Start of PROVIDED INFORMATION

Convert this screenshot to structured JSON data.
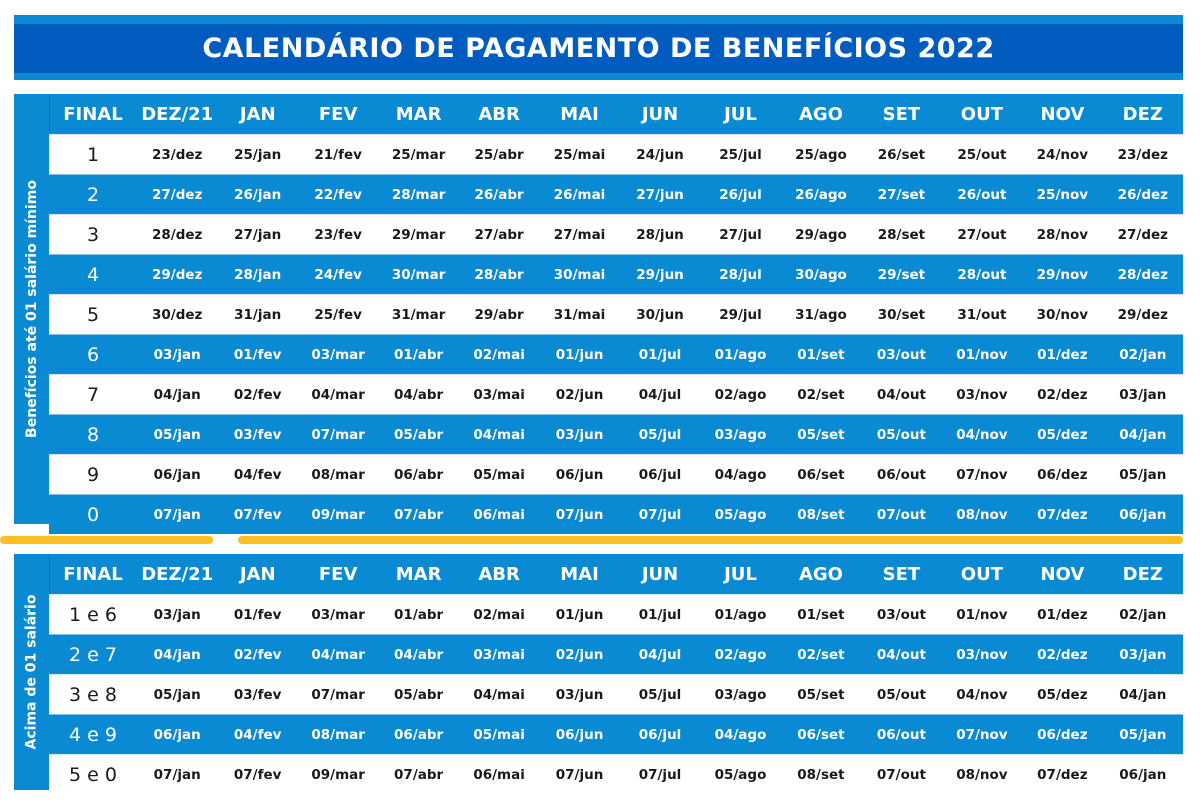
{
  "title": "CALENDÁRIO DE PAGAMENTO DE BENEFÍCIOS 2022",
  "headers": [
    "FINAL",
    "DEZ/21",
    "JAN",
    "FEV",
    "MAR",
    "ABR",
    "MAI",
    "JUN",
    "JUL",
    "AGO",
    "SET",
    "OUT",
    "NOV",
    "DEZ"
  ],
  "table1": {
    "side_label": "Benefícios até 01 salário mínimo",
    "rows": [
      [
        "1",
        "23/dez",
        "25/jan",
        "21/fev",
        "25/mar",
        "25/abr",
        "25/mai",
        "24/jun",
        "25/jul",
        "25/ago",
        "26/set",
        "25/out",
        "24/nov",
        "23/dez"
      ],
      [
        "2",
        "27/dez",
        "26/jan",
        "22/fev",
        "28/mar",
        "26/abr",
        "26/mai",
        "27/jun",
        "26/jul",
        "26/ago",
        "27/set",
        "26/out",
        "25/nov",
        "26/dez"
      ],
      [
        "3",
        "28/dez",
        "27/jan",
        "23/fev",
        "29/mar",
        "27/abr",
        "27/mai",
        "28/jun",
        "27/jul",
        "29/ago",
        "28/set",
        "27/out",
        "28/nov",
        "27/dez"
      ],
      [
        "4",
        "29/dez",
        "28/jan",
        "24/fev",
        "30/mar",
        "28/abr",
        "30/mai",
        "29/jun",
        "28/jul",
        "30/ago",
        "29/set",
        "28/out",
        "29/nov",
        "28/dez"
      ],
      [
        "5",
        "30/dez",
        "31/jan",
        "25/fev",
        "31/mar",
        "29/abr",
        "31/mai",
        "30/jun",
        "29/jul",
        "31/ago",
        "30/set",
        "31/out",
        "30/nov",
        "29/dez"
      ],
      [
        "6",
        "03/jan",
        "01/fev",
        "03/mar",
        "01/abr",
        "02/mai",
        "01/jun",
        "01/jul",
        "01/ago",
        "01/set",
        "03/out",
        "01/nov",
        "01/dez",
        "02/jan"
      ],
      [
        "7",
        "04/jan",
        "02/fev",
        "04/mar",
        "04/abr",
        "03/mai",
        "02/jun",
        "04/jul",
        "02/ago",
        "02/set",
        "04/out",
        "03/nov",
        "02/dez",
        "03/jan"
      ],
      [
        "8",
        "05/jan",
        "03/fev",
        "07/mar",
        "05/abr",
        "04/mai",
        "03/jun",
        "05/jul",
        "03/ago",
        "05/set",
        "05/out",
        "04/nov",
        "05/dez",
        "04/jan"
      ],
      [
        "9",
        "06/jan",
        "04/fev",
        "08/mar",
        "06/abr",
        "05/mai",
        "06/jun",
        "06/jul",
        "04/ago",
        "06/set",
        "06/out",
        "07/nov",
        "06/dez",
        "05/jan"
      ],
      [
        "0",
        "07/jan",
        "07/fev",
        "09/mar",
        "07/abr",
        "06/mai",
        "07/jun",
        "07/jul",
        "05/ago",
        "08/set",
        "07/out",
        "08/nov",
        "07/dez",
        "06/jan"
      ]
    ]
  },
  "table2": {
    "side_label": "Acima de 01 salário",
    "rows": [
      [
        "1 e 6",
        "03/jan",
        "01/fev",
        "03/mar",
        "01/abr",
        "02/mai",
        "01/jun",
        "01/jul",
        "01/ago",
        "01/set",
        "03/out",
        "01/nov",
        "01/dez",
        "02/jan"
      ],
      [
        "2 e 7",
        "04/jan",
        "02/fev",
        "04/mar",
        "04/abr",
        "03/mai",
        "02/jun",
        "04/jul",
        "02/ago",
        "02/set",
        "04/out",
        "03/nov",
        "02/dez",
        "03/jan"
      ],
      [
        "3 e 8",
        "05/jan",
        "03/fev",
        "07/mar",
        "05/abr",
        "04/mai",
        "03/jun",
        "05/jul",
        "03/ago",
        "05/set",
        "05/out",
        "04/nov",
        "05/dez",
        "04/jan"
      ],
      [
        "4 e 9",
        "06/jan",
        "04/fev",
        "08/mar",
        "06/abr",
        "05/mai",
        "06/jun",
        "06/jul",
        "04/ago",
        "06/set",
        "06/out",
        "07/nov",
        "06/dez",
        "05/jan"
      ],
      [
        "5 e 0",
        "07/jan",
        "07/fev",
        "09/mar",
        "07/abr",
        "06/mai",
        "07/jun",
        "07/jul",
        "05/ago",
        "08/set",
        "07/out",
        "08/nov",
        "07/dez",
        "06/jan"
      ]
    ]
  },
  "colors": {
    "band": "#0b8ad4",
    "title_bg": "#005dbf",
    "divider": "#fbbf24"
  }
}
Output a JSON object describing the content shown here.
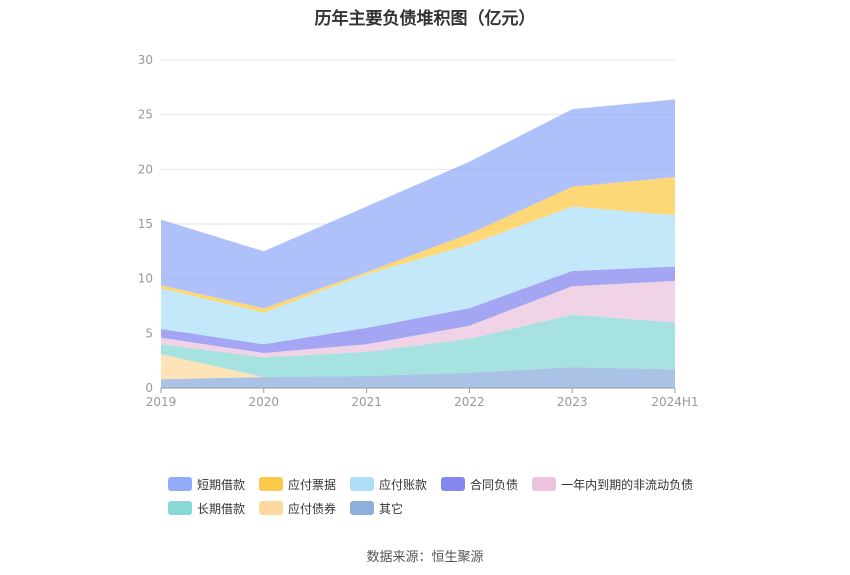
{
  "chart_data": {
    "type": "area",
    "stacked": true,
    "title": "历年主要负债堆积图（亿元）",
    "categories": [
      "2019",
      "2020",
      "2021",
      "2022",
      "2023",
      "2024H1"
    ],
    "ylim": [
      0,
      30
    ],
    "yticks": [
      "0",
      "5",
      "10",
      "15",
      "20",
      "25",
      "30"
    ],
    "grid": true,
    "legend_position": "bottom",
    "series": [
      {
        "name": "其它",
        "color": "#8eaedc",
        "values": [
          0.8,
          1.0,
          1.1,
          1.4,
          1.9,
          1.7
        ]
      },
      {
        "name": "应付债券",
        "color": "#fdd9a0",
        "values": [
          2.3,
          0.0,
          0.0,
          0.0,
          0.0,
          0.0
        ]
      },
      {
        "name": "长期借款",
        "color": "#88d8d4",
        "values": [
          0.9,
          1.8,
          2.2,
          3.1,
          4.8,
          4.3
        ]
      },
      {
        "name": "一年内到期的非流动负债",
        "color": "#ecc4e0",
        "values": [
          0.6,
          0.4,
          0.7,
          1.2,
          2.6,
          3.8
        ]
      },
      {
        "name": "合同负债",
        "color": "#8688f0",
        "values": [
          0.8,
          0.8,
          1.5,
          1.6,
          1.4,
          1.3
        ]
      },
      {
        "name": "应付账款",
        "color": "#ade0f8",
        "values": [
          3.7,
          2.9,
          4.9,
          5.8,
          5.9,
          4.7
        ]
      },
      {
        "name": "应付票据",
        "color": "#fdc94a",
        "values": [
          0.3,
          0.4,
          0.2,
          1.0,
          1.8,
          3.5
        ]
      },
      {
        "name": "短期借款",
        "color": "#93acf8",
        "values": [
          6.0,
          5.2,
          6.0,
          6.6,
          7.1,
          7.1
        ]
      }
    ]
  },
  "legend": {
    "row1": [
      {
        "name": "短期借款",
        "color": "#93acf8"
      },
      {
        "name": "应付票据",
        "color": "#fdc94a"
      },
      {
        "name": "应付账款",
        "color": "#ade0f8"
      },
      {
        "name": "合同负债",
        "color": "#8688f0"
      },
      {
        "name": "一年内到期的非流动负债",
        "color": "#ecc4e0"
      }
    ],
    "row2": [
      {
        "name": "长期借款",
        "color": "#88d8d4"
      },
      {
        "name": "应付债券",
        "color": "#fdd9a0"
      },
      {
        "name": "其它",
        "color": "#8eaedc"
      }
    ]
  },
  "source": "数据来源：恒生聚源"
}
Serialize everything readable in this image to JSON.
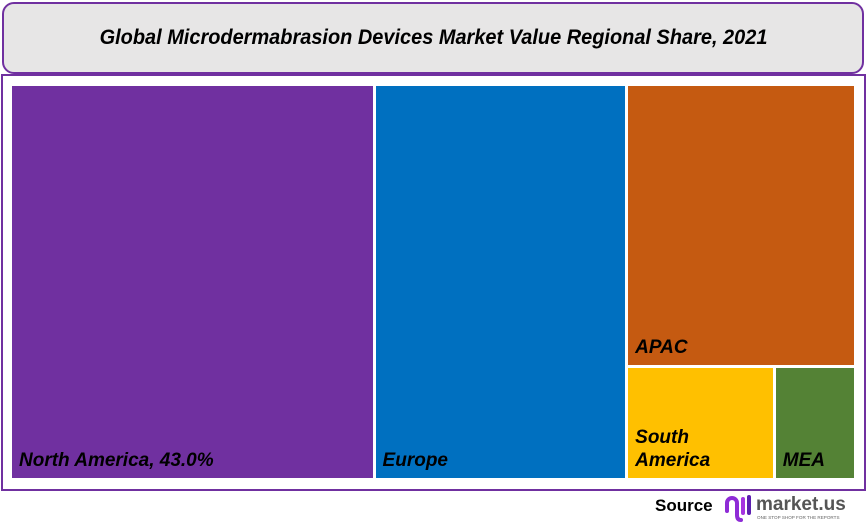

End of PROVIDED INFORMATION

WHAT TO WORK ON:
Transcribe the preceding listing in its entirety and with exact wording, leaving out pictures.

EXPECTED OUTPUT:
Convert this screenshot to structured JSON data.
{
  "title": "CALENDÁRIO DE PAGAMENTO DE BENEFÍCIOS 2022",
  "headers": [
    "FINAL",
    "DEZ/21",
    "JAN",
    "FEV",
    "MAR",
    "ABR",
    "MAI",
    "JUN",
    "JUL",
    "AGO",
    "SET",
    "OUT",
    "NOV",
    "DEZ"
  ],
  "table1": {
    "side_label": "Benefícios até 01 salário mínimo",
    "rows": [
      [
        "1",
        "23/dez",
        "25/jan",
        "21/fev",
        "25/mar",
        "25/abr",
        "25/mai",
        "24/jun",
        "25/jul",
        "25/ago",
        "26/set",
        "25/out",
        "24/nov",
        "23/dez"
      ],
      [
        "2",
        "27/dez",
        "26/jan",
        "22/fev",
        "28/mar",
        "26/abr",
        "26/mai",
        "27/jun",
        "26/jul",
        "26/ago",
        "27/set",
        "26/out",
        "25/nov",
        "26/dez"
      ],
      [
        "3",
        "28/dez",
        "27/jan",
        "23/fev",
        "29/mar",
        "27/abr",
        "27/mai",
        "28/jun",
        "27/jul",
        "29/ago",
        "28/set",
        "27/out",
        "28/nov",
        "27/dez"
      ],
      [
        "4",
        "29/dez",
        "28/jan",
        "24/fev",
        "30/mar",
        "28/abr",
        "30/mai",
        "29/jun",
        "28/jul",
        "30/ago",
        "29/set",
        "28/out",
        "29/nov",
        "28/dez"
      ],
      [
        "5",
        "30/dez",
        "31/jan",
        "25/fev",
        "31/mar",
        "29/abr",
        "31/mai",
        "30/jun",
        "29/jul",
        "31/ago",
        "30/set",
        "31/out",
        "30/nov",
        "29/dez"
      ],
      [
        "6",
        "03/jan",
        "01/fev",
        "03/mar",
        "01/abr",
        "02/mai",
        "01/jun",
        "01/jul",
        "01/ago",
        "01/set",
        "03/out",
        "01/nov",
        "01/dez",
        "02/jan"
      ],
      [
        "7",
        "04/jan",
        "02/fev",
        "04/mar",
        "04/abr",
        "03/mai",
        "02/jun",
        "04/jul",
        "02/ago",
        "02/set",
        "04/out",
        "03/nov",
        "02/dez",
        "03/jan"
      ],
      [
        "8",
        "05/jan",
        "03/fev",
        "07/mar",
        "05/abr",
        "04/mai",
        "03/jun",
        "05/jul",
        "03/ago",
        "05/set",
        "05/out",
        "04/nov",
        "05/dez",
        "04/jan"
      ],
      [
        "9",
        "06/jan",
        "04/fev",
        "08/mar",
        "06/abr",
        "05/mai",
        "06/jun",
        "06/jul",
        "04/ago",
        "06/set",
        "06/out",
        "07/nov",
        "06/dez",
        "05/jan"
      ],
      [
        "0",
        "07/jan",
        "07/fev",
        "09/mar",
        "07/abr",
        "06/mai",
        "07/jun",
        "07/jul",
        "05/ago",
        "08/set",
        "07/out",
        "08/nov",
        "07/dez",
        "06/jan"
      ]
    ]
  },
  "table2": {
    "side_label": "Acima de 01 salário",
    "rows": [
      [
        "1 e 6",
        "03/jan",
        "01/fev",
        "03/mar",
        "01/abr",
        "02/mai",
        "01/jun",
        "01/jul",
        "01/ago",
        "01/set",
        "03/out",
        "01/nov",
        "01/dez",
        "02/jan"
      ],
      [
        "2 e 7",
        "04/jan",
        "02/fev",
        "04/mar",
        "04/abr",
        "03/mai",
        "02/jun",
        "04/jul",
        "02/ago",
        "02/set",
        "04/out",
        "03/nov",
        "02/dez",
        "03/jan"
      ],
      [
        "3 e 8",
        "05/jan",
        "03/fev",
        "07/mar",
        "05/abr",
        "04/mai",
        "03/jun",
        "05/jul",
        "03/ago",
        "05/set",
        "05/out",
        "04/nov",
        "05/dez",
        "04/jan"
      ],
      [
        "4 e 9",
        "06/jan",
        "04/fev",
        "08/mar",
        "06/abr",
        "05/mai",
        "06/jun",
        "06/jul",
        "04/ago",
        "06/set",
        "06/out",
        "07/nov",
        "06/dez",
        "05/jan"
      ],
      [
        "5 e 0",
        "07/jan",
        "07/fev",
        "09/mar",
        "07/abr",
        "06/mai",
        "07/jun",
        "07/jul",
        "05/ago",
        "08/set",
        "07/out",
        "08/nov",
        "07/dez",
        "06/jan"
      ]
    ]
  },
  "colors": {
    "band": "#0b8ad4",
    "title_bg": "#005dbf",
    "divider": "#fbbf24"
  }
}
Output a JSON object describing the content shown here.
{
  "chart_data": {
    "type": "area",
    "stacked": true,
    "title": "历年主要负债堆积图（亿元）",
    "categories": [
      "2019",
      "2020",
      "2021",
      "2022",
      "2023",
      "2024H1"
    ],
    "ylim": [
      0,
      30
    ],
    "yticks": [
      "0",
      "5",
      "10",
      "15",
      "20",
      "25",
      "30"
    ],
    "grid": true,
    "legend_position": "bottom",
    "series": [
      {
        "name": "其它",
        "color": "#8eaedc",
        "values": [
          0.8,
          1.0,
          1.1,
          1.4,
          1.9,
          1.7
        ]
      },
      {
        "name": "应付债券",
        "color": "#fdd9a0",
        "values": [
          2.3,
          0.0,
          0.0,
          0.0,
          0.0,
          0.0
        ]
      },
      {
        "name": "长期借款",
        "color": "#88d8d4",
        "values": [
          0.9,
          1.8,
          2.2,
          3.1,
          4.8,
          4.3
        ]
      },
      {
        "name": "一年内到期的非流动负债",
        "color": "#ecc4e0",
        "values": [
          0.6,
          0.4,
          0.7,
          1.2,
          2.6,
          3.8
        ]
      },
      {
        "name": "合同负债",
        "color": "#8688f0",
        "values": [
          0.8,
          0.8,
          1.5,
          1.6,
          1.4,
          1.3
        ]
      },
      {
        "name": "应付账款",
        "color": "#ade0f8",
        "values": [
          3.7,
          2.9,
          4.9,
          5.8,
          5.9,
          4.7
        ]
      },
      {
        "name": "应付票据",
        "color": "#fdc94a",
        "values": [
          0.3,
          0.4,
          0.2,
          1.0,
          1.8,
          3.5
        ]
      },
      {
        "name": "短期借款",
        "color": "#93acf8",
        "values": [
          6.0,
          5.2,
          6.0,
          6.6,
          7.1,
          7.1
        ]
      }
    ]
  },
  "legend": {
    "row1": [
      {
        "name": "短期借款",
        "color": "#93acf8"
      },
      {
        "name": "应付票据",
        "color": "#fdc94a"
      },
      {
        "name": "应付账款",
        "color": "#ade0f8"
      },
      {
        "name": "合同负债",
        "color": "#8688f0"
      },
      {
        "name": "一年内到期的非流动负债",
        "color": "#ecc4e0"
      }
    ],
    "row2": [
      {
        "name": "长期借款",
        "color": "#88d8d4"
      },
      {
        "name": "应付债券",
        "color": "#fdd9a0"
      },
      {
        "name": "其它",
        "color": "#8eaedc"
      }
    ]
  },
  "source": "数据来源：恒生聚源"
}
Serialize everything readable in this image to JSON.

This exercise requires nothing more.